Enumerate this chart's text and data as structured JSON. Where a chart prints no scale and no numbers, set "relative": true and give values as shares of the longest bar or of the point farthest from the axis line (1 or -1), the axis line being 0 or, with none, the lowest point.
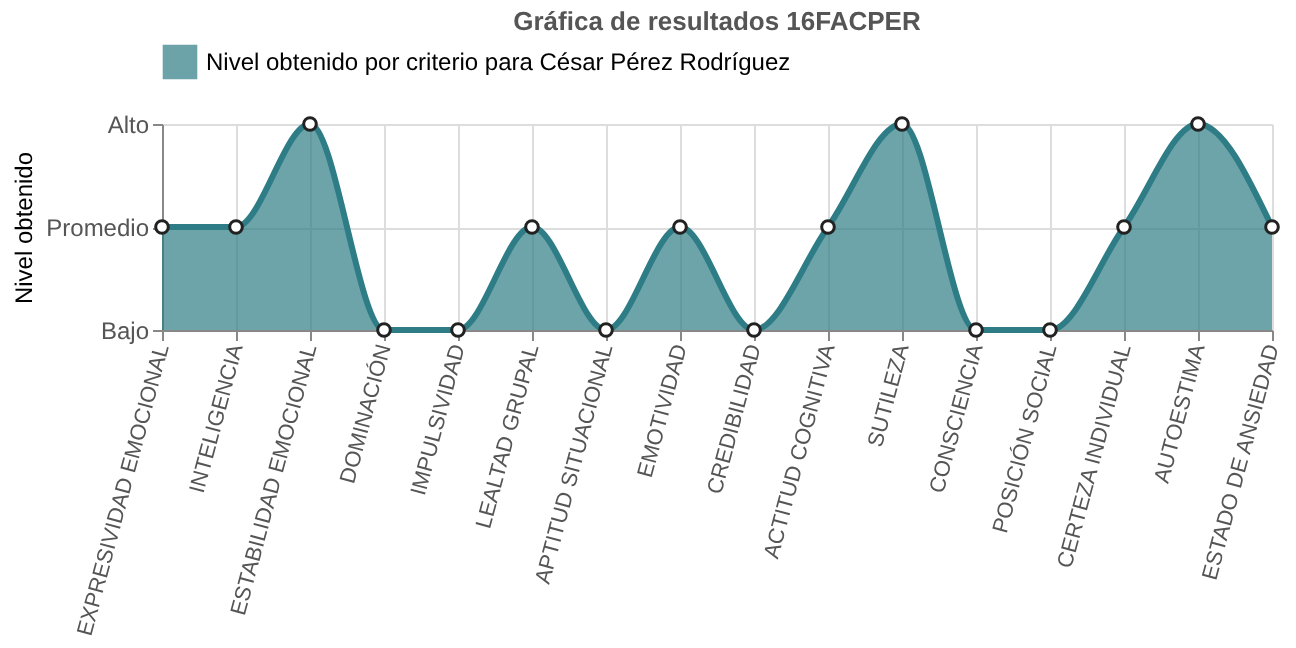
{
  "chart_data": {
    "type": "area",
    "title": "Gráfica de resultados 16FACPER",
    "ylabel": "Nivel obtenido",
    "categories": [
      "EXPRESIVIDAD EMOCIONAL",
      "INTELIGENCIA",
      "ESTABILIDAD EMOCIONAL",
      "DOMINACIÓN",
      "IMPULSIVIDAD",
      "LEALTAD GRUPAL",
      "APTITUD SITUACIONAL",
      "EMOTIVIDAD",
      "CREDIBILIDAD",
      "ACTITUD COGNITIVA",
      "SUTILEZA",
      "CONSCIENCIA",
      "POSICIÓN SOCIAL",
      "CERTEZA INDIVIDUAL",
      "AUTOESTIMA",
      "ESTADO DE ANSIEDAD"
    ],
    "series": [
      {
        "name": "Nivel obtenido por criterio para César Pérez Rodríguez",
        "color": "#2e7d86",
        "values": [
          0.5,
          0.5,
          1,
          0,
          0,
          0.5,
          0,
          0.5,
          0,
          0.5,
          1,
          0,
          0,
          0.5,
          1,
          0.5
        ]
      }
    ],
    "relative": true,
    "annotations": [
      "Bajo",
      "Promedio",
      "Alto"
    ],
    "grid": true,
    "legend": "top",
    "marker": "circle",
    "line_style": "solid"
  }
}
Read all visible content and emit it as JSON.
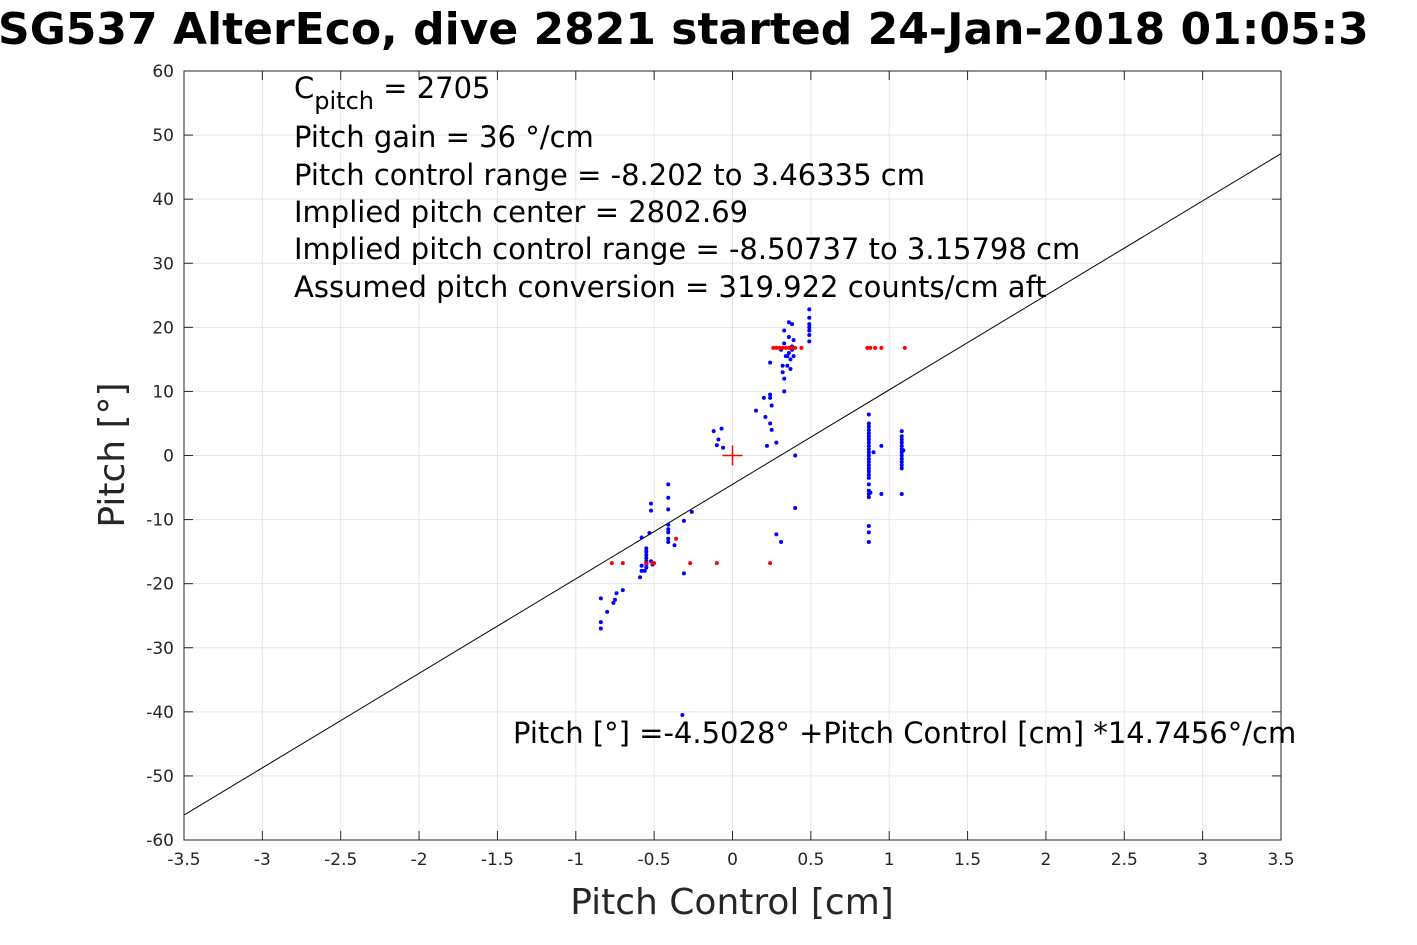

········

• [WHAT TO PRODUCE]: Word for word, quote the full listing, omitting every picture.

• [COMPLETE RESPONSE]:
Enumerate this chart's text and data as structured JSON. Where a chart prints no scale and no numbers, set "relative": true and give values as shares of the longest bar or of the point farthest from the axis line (1 or -1), the axis line being 0 or, with none, the lowest point.
{
  "chart_data": {
    "type": "area",
    "title": "Gráfica de resultados 16FACPER",
    "ylabel": "Nivel obtenido",
    "categories": [
      "EXPRESIVIDAD EMOCIONAL",
      "INTELIGENCIA",
      "ESTABILIDAD EMOCIONAL",
      "DOMINACIÓN",
      "IMPULSIVIDAD",
      "LEALTAD GRUPAL",
      "APTITUD SITUACIONAL",
      "EMOTIVIDAD",
      "CREDIBILIDAD",
      "ACTITUD COGNITIVA",
      "SUTILEZA",
      "CONSCIENCIA",
      "POSICIÓN SOCIAL",
      "CERTEZA INDIVIDUAL",
      "AUTOESTIMA",
      "ESTADO DE ANSIEDAD"
    ],
    "series": [
      {
        "name": "Nivel obtenido por criterio para César Pérez Rodríguez",
        "color": "#2e7d86",
        "values": [
          0.5,
          0.5,
          1,
          0,
          0,
          0.5,
          0,
          0.5,
          0,
          0.5,
          1,
          0,
          0,
          0.5,
          1,
          0.5
        ]
      }
    ],
    "relative": true,
    "annotations": [
      "Bajo",
      "Promedio",
      "Alto"
    ],
    "grid": true,
    "legend": "top",
    "marker": "circle",
    "line_style": "solid"
  }
}
Read all visible content and emit it as JSON.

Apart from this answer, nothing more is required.